WHAT YOU NEED TO DO
Reproduce the listing below without any change.

RECORD EXCERPTS
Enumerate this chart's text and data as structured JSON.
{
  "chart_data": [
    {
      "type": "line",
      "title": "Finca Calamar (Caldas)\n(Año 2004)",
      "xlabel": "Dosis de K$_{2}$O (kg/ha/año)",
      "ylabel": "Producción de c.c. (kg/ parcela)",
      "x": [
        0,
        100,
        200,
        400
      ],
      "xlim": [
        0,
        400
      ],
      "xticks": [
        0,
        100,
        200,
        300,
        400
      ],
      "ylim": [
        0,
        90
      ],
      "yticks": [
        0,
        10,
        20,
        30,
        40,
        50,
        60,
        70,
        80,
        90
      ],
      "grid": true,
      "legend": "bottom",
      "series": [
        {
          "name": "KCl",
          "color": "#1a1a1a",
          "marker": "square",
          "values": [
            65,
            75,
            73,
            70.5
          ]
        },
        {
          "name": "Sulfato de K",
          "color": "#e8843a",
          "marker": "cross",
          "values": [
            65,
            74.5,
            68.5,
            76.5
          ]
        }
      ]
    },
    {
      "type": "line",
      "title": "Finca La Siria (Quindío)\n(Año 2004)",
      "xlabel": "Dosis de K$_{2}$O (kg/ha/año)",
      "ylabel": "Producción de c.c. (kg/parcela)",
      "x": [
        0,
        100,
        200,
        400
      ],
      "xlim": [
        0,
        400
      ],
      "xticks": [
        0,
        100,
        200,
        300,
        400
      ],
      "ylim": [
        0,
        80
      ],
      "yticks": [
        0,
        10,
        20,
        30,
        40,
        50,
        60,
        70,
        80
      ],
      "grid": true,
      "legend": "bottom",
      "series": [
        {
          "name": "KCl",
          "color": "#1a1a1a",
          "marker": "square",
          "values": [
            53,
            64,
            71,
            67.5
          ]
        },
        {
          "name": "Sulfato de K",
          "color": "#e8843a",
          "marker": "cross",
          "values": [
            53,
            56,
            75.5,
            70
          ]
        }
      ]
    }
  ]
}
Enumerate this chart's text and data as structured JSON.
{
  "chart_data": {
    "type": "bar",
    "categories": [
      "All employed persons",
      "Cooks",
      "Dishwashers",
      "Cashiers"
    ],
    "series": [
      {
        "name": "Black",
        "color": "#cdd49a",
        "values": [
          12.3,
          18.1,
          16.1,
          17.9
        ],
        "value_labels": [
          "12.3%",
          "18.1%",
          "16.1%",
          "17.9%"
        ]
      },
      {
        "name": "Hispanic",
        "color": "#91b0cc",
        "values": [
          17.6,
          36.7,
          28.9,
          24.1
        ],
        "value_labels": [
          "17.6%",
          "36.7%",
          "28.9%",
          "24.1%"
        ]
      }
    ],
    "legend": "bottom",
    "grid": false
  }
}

ANSWER TO THE EXERCISE
Enumerate this chart's text and data as structured JSON.
{
  "chart_data": [
    {
      "type": "line",
      "title": "Finca Calamar (Caldas)\n(Año 2004)",
      "xlabel": "Dosis de K$_{2}$O (kg/ha/año)",
      "ylabel": "Producción de c.c. (kg/ parcela)",
      "x": [
        0,
        100,
        200,
        400
      ],
      "xlim": [
        0,
        400
      ],
      "xticks": [
        0,
        100,
        200,
        300,
        400
      ],
      "ylim": [
        0,
        90
      ],
      "yticks": [
        0,
        10,
        20,
        30,
        40,
        50,
        60,
        70,
        80,
        90
      ],
      "grid": true,
      "legend": "bottom",
      "series": [
        {
          "name": "KCl",
          "color": "#1a1a1a",
          "marker": "square",
          "values": [
            65,
            75,
            73,
            70.5
          ]
        },
        {
          "name": "Sulfato de K",
          "color": "#e8843a",
          "marker": "cross",
          "values": [
            65,
            74.5,
            68.5,
            76.5
          ]
        }
      ]
    },
    {
      "type": "line",
      "title": "Finca La Siria (Quindío)\n(Año 2004)",
      "xlabel": "Dosis de K$_{2}$O (kg/ha/año)",
      "ylabel": "Producción de c.c. (kg/parcela)",
      "x": [
        0,
        100,
        200,
        400
      ],
      "xlim": [
        0,
        400
      ],
      "xticks": [
        0,
        100,
        200,
        300,
        400
      ],
      "ylim": [
        0,
        80
      ],
      "yticks": [
        0,
        10,
        20,
        30,
        40,
        50,
        60,
        70,
        80
      ],
      "grid": true,
      "legend": "bottom",
      "series": [
        {
          "name": "KCl",
          "color": "#1a1a1a",
          "marker": "square",
          "values": [
            53,
            64,
            71,
            67.5
          ]
        },
        {
          "name": "Sulfato de K",
          "color": "#e8843a",
          "marker": "cross",
          "values": [
            53,
            56,
            75.5,
            70
          ]
        }
      ]
    }
  ]
}
Enumerate this chart's text and data as structured JSON.
{
  "chart_data": {
    "type": "bar",
    "categories": [
      "All employed persons",
      "Cooks",
      "Dishwashers",
      "Cashiers"
    ],
    "series": [
      {
        "name": "Black",
        "color": "#cdd49a",
        "values": [
          12.3,
          18.1,
          16.1,
          17.9
        ],
        "value_labels": [
          "12.3%",
          "18.1%",
          "16.1%",
          "17.9%"
        ]
      },
      {
        "name": "Hispanic",
        "color": "#91b0cc",
        "values": [
          17.6,
          36.7,
          28.9,
          24.1
        ],
        "value_labels": [
          "17.6%",
          "36.7%",
          "28.9%",
          "24.1%"
        ]
      }
    ],
    "legend": "bottom",
    "grid": false
  }
}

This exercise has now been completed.